The exercise | Show, in full, each line of the data that contains "каждой".

Input records |
-- BEGIN --

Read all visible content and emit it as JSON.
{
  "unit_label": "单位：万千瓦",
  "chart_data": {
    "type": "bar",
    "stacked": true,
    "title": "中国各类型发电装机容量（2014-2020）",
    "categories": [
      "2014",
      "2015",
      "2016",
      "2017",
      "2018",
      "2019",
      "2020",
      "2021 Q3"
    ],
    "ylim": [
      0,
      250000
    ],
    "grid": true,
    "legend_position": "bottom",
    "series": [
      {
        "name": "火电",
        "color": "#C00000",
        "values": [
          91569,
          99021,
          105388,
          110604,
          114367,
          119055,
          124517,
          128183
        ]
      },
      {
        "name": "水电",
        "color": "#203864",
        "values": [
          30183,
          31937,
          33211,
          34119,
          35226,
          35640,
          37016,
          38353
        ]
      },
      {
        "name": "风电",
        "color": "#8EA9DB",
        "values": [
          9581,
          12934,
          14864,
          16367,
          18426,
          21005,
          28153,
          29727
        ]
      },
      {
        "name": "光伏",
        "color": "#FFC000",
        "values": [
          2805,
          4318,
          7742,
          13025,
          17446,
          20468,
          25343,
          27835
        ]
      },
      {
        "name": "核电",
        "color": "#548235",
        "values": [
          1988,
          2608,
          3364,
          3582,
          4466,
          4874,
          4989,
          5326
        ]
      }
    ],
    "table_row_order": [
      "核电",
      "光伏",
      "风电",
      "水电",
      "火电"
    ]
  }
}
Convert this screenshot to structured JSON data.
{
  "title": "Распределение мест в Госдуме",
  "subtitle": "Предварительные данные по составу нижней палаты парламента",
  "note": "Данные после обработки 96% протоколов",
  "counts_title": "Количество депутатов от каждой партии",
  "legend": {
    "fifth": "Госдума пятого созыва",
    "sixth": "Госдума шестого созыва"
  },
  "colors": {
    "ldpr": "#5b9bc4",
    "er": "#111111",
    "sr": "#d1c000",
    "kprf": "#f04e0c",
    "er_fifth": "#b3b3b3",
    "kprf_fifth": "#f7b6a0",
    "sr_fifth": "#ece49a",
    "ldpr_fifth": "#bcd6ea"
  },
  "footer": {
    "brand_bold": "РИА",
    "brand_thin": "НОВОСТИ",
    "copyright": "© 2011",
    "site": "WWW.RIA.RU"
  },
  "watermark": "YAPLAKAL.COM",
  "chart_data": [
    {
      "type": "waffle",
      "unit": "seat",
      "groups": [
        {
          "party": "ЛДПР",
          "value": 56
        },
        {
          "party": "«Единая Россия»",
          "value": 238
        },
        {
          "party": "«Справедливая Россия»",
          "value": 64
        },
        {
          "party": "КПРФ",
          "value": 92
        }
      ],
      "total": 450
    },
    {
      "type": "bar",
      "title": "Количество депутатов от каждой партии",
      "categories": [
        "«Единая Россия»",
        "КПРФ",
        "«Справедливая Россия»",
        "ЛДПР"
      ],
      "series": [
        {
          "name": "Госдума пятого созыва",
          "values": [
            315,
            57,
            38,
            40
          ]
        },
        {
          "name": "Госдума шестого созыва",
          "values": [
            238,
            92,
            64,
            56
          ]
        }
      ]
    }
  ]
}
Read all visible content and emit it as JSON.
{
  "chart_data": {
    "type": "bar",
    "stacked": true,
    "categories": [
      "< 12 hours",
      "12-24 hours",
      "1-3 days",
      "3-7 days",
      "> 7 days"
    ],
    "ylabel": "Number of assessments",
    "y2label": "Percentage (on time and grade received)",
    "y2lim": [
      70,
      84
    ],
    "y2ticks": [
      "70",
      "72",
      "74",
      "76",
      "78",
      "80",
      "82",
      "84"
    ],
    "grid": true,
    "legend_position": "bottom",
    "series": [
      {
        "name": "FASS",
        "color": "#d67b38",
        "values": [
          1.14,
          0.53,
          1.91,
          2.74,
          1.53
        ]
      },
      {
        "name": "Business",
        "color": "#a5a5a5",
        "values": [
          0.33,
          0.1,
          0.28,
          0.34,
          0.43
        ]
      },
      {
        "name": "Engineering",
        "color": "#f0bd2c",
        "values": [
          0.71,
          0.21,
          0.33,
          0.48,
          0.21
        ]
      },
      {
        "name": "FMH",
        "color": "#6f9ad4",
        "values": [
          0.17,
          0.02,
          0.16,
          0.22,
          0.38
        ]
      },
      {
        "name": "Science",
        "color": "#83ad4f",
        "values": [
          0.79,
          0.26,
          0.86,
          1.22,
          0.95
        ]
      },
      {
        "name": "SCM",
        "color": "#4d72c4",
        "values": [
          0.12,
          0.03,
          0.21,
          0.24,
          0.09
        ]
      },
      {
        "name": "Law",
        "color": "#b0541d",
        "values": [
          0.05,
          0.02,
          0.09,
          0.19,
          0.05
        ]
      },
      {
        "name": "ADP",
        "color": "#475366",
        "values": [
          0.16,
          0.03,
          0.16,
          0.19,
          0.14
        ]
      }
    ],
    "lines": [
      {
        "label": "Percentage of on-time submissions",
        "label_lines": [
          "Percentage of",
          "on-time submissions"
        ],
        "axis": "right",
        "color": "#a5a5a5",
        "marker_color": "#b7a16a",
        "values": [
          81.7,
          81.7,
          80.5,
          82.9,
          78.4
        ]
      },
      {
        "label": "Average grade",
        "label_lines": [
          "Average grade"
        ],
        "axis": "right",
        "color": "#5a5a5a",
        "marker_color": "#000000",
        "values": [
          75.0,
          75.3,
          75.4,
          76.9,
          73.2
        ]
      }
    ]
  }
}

-- END --
-- BEGIN --

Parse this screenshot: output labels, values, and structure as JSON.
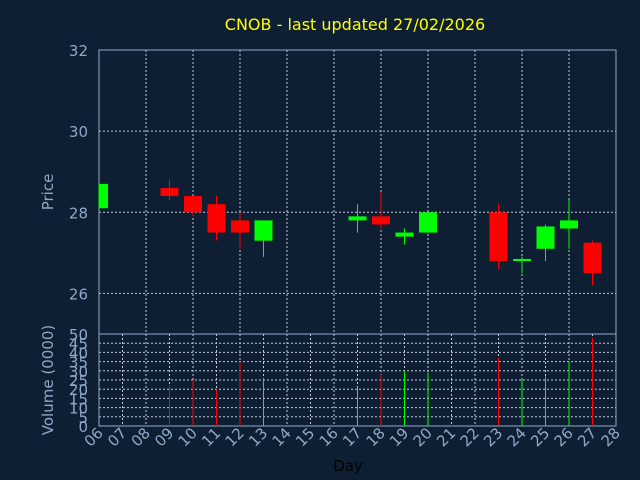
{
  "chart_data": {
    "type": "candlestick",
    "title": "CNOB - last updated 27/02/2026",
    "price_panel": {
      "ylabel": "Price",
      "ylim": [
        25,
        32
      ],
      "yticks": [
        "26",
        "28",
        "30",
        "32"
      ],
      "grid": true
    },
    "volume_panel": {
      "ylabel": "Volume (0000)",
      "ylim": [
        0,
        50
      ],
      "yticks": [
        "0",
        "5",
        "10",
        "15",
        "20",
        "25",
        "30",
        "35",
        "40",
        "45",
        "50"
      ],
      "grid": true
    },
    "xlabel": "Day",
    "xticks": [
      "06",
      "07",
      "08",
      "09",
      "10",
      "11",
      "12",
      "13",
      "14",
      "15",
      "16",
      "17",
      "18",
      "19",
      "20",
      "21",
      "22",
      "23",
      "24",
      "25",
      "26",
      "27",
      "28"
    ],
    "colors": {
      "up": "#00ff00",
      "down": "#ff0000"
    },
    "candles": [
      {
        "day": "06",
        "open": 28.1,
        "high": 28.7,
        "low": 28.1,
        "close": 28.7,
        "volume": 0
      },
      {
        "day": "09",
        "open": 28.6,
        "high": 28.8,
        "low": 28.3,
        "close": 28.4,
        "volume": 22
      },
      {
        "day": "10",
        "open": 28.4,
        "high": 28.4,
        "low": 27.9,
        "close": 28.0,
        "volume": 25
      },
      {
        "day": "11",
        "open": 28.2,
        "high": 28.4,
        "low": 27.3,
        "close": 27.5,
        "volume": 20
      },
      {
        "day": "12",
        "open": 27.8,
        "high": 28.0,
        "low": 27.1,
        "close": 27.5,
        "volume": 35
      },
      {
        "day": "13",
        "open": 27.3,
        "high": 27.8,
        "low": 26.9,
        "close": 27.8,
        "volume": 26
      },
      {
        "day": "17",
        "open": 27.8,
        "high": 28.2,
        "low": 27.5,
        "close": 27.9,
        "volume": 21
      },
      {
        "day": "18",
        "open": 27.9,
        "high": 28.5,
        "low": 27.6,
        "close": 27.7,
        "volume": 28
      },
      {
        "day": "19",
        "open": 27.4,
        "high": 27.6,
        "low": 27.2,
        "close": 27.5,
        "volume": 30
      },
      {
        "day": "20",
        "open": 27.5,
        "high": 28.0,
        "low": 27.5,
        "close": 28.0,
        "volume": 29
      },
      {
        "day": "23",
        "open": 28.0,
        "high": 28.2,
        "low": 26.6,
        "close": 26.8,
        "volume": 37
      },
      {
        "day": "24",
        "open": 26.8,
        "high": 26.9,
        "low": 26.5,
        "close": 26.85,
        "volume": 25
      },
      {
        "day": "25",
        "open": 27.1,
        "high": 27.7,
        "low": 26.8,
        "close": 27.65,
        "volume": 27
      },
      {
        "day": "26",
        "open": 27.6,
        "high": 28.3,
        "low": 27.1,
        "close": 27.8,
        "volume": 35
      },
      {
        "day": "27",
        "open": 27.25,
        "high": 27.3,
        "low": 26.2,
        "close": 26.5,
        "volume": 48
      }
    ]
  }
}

-- END --

Task result |
  "counts_title": "Количество депутатов от каждой партии",
      "title": "Количество депутатов от каждой партии",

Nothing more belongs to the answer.